AIM →
Reproduce the records below exactly as they appear, omitting any pictures they contain.

Data tied to figure images →
--- start ---
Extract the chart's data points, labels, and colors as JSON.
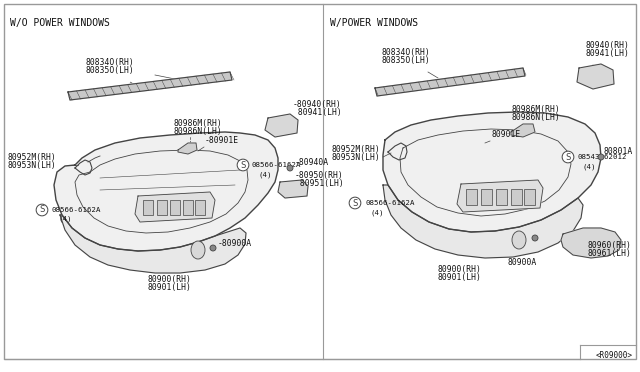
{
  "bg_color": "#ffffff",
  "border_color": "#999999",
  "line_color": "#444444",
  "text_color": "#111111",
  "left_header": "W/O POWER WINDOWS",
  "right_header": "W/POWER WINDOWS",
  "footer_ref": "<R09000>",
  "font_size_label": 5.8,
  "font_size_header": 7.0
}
--- end ---
TASK ANSWER →
Extract the chart's data points, labels, and colors as JSON.
{
  "bg_color": "#ffffff",
  "border_color": "#999999",
  "line_color": "#444444",
  "text_color": "#111111",
  "left_header": "W/O POWER WINDOWS",
  "right_header": "W/POWER WINDOWS",
  "footer_ref": "<R09000>",
  "font_size_label": 5.8,
  "font_size_header": 7.0
}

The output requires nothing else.